— EXERCISE PROMPT —
Using the data below, tally the lines that include the string "text". Only the number is wanted.

— MATERIAL TO PROCESS —
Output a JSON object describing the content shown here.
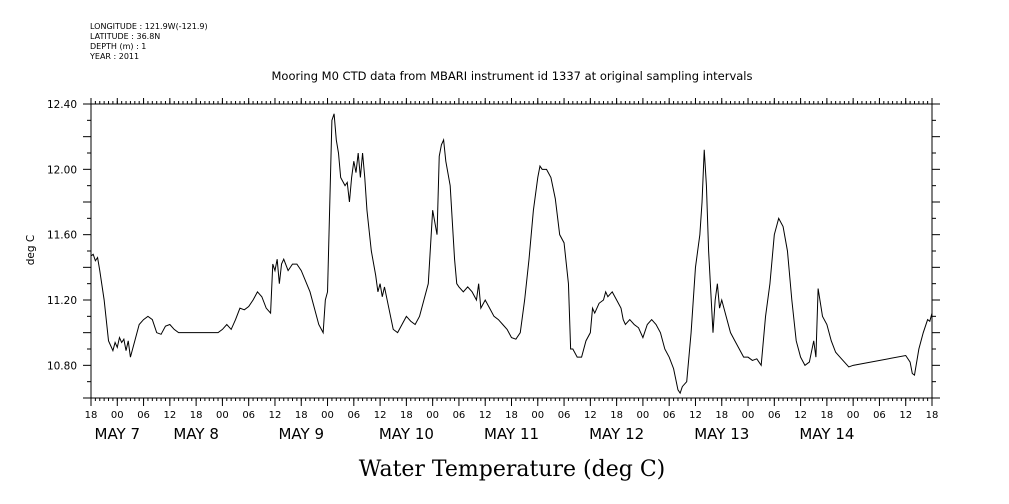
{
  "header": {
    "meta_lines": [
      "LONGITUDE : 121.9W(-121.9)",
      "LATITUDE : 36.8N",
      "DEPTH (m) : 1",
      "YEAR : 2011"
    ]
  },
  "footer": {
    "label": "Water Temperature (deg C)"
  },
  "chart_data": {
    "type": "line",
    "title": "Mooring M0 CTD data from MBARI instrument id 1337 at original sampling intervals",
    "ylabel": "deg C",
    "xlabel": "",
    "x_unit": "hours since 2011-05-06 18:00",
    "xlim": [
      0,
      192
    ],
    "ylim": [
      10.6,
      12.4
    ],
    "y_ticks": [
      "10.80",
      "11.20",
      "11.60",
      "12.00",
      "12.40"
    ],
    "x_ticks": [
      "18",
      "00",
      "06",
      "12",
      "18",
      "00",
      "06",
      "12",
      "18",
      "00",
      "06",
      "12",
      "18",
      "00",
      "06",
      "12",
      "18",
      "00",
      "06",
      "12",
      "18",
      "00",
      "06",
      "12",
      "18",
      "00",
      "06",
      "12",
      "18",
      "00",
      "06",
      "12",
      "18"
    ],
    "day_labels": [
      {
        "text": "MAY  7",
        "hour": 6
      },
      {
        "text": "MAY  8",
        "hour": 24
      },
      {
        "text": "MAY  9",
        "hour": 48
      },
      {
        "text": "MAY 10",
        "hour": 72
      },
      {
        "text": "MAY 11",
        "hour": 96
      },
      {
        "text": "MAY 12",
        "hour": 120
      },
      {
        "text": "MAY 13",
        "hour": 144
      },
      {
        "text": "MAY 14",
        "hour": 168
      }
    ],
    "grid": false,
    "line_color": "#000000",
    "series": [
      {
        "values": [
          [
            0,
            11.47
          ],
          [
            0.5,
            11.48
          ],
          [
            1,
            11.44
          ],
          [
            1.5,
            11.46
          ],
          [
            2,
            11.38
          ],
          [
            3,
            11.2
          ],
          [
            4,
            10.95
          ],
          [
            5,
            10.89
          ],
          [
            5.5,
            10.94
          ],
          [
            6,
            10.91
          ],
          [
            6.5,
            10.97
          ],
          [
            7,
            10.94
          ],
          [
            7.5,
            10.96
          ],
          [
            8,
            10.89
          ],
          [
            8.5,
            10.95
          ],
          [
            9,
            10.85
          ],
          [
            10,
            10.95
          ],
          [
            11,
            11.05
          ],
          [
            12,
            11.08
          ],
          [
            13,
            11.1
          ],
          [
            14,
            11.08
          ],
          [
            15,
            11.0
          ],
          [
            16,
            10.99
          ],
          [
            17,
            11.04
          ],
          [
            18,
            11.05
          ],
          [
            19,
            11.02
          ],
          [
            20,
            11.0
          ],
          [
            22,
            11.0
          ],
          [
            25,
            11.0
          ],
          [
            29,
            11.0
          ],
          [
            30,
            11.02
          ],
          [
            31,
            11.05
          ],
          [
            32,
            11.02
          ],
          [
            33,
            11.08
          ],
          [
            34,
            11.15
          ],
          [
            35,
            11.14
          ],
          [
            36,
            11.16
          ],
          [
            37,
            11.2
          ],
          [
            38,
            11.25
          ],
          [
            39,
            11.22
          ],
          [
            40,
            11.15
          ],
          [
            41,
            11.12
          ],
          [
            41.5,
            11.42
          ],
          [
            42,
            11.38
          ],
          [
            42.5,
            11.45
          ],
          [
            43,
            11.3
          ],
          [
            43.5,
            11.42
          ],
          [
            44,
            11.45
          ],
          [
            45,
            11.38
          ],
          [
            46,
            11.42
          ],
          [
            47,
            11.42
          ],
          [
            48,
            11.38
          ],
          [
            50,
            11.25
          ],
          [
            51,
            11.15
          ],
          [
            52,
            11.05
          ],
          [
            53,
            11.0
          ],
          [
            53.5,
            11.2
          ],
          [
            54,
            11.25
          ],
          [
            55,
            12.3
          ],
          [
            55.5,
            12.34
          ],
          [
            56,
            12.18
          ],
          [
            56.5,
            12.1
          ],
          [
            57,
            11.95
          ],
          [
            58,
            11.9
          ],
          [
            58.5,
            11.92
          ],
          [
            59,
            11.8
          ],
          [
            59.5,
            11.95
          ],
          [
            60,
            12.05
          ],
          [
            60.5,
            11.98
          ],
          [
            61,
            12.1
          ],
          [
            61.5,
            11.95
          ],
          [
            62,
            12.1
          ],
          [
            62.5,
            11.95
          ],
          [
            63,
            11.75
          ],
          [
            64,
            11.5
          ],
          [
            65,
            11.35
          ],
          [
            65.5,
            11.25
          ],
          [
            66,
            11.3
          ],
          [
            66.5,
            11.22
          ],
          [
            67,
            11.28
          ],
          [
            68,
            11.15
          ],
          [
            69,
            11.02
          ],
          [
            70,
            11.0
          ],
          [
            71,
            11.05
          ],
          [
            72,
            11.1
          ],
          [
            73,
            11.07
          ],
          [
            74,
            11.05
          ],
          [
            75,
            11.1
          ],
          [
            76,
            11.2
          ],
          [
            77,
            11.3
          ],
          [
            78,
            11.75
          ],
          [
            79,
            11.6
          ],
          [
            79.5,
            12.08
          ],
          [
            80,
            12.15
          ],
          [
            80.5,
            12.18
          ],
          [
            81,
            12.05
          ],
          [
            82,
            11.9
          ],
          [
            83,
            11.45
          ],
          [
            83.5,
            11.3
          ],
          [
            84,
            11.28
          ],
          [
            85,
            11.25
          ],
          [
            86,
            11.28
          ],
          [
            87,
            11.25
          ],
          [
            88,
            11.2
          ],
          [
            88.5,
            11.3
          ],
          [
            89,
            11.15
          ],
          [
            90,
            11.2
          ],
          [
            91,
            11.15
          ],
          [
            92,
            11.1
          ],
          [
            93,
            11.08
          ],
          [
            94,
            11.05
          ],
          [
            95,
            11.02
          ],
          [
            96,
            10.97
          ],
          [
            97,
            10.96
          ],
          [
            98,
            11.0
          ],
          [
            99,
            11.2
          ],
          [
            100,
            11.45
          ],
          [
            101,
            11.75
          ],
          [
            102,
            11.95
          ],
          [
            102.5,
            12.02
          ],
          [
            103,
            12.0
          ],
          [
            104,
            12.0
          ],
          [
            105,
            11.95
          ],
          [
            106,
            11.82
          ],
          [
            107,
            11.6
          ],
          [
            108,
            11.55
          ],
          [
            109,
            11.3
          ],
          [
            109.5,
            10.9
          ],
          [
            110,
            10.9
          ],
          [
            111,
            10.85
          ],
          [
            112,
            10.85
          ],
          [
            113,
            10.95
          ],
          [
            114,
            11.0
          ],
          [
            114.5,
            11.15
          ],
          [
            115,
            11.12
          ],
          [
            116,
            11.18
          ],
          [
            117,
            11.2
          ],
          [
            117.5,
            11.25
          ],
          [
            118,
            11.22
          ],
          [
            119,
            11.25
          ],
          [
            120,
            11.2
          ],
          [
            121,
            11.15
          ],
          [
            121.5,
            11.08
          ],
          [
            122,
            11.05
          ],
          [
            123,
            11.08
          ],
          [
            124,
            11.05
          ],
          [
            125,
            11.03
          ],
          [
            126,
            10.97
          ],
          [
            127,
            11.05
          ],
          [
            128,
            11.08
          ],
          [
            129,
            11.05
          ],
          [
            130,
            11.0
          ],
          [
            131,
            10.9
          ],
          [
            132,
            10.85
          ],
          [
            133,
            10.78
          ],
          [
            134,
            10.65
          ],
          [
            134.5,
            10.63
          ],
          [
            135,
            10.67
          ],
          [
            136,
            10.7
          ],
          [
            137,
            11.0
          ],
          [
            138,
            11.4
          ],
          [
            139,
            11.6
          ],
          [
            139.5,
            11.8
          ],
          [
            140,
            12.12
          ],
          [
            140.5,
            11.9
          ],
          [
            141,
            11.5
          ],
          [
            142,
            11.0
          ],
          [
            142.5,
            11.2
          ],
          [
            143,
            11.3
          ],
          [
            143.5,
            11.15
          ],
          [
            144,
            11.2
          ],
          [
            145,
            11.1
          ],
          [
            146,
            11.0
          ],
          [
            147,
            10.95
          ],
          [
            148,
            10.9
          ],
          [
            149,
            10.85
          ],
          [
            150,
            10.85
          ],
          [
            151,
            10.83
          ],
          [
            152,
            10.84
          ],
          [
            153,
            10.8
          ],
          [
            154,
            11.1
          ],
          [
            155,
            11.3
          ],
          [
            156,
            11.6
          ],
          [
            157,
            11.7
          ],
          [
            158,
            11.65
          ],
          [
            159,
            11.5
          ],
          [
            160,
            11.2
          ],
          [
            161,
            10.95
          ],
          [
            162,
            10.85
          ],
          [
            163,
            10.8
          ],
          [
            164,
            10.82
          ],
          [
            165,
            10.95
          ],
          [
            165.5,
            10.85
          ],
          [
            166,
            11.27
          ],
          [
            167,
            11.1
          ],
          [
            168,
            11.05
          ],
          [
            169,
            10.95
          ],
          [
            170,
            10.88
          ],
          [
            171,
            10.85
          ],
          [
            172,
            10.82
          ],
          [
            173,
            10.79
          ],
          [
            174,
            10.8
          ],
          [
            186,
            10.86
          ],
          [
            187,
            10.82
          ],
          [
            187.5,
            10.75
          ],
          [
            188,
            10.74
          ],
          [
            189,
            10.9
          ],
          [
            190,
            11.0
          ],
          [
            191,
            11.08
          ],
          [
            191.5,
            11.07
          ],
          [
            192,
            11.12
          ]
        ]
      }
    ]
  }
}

— RESULT —
8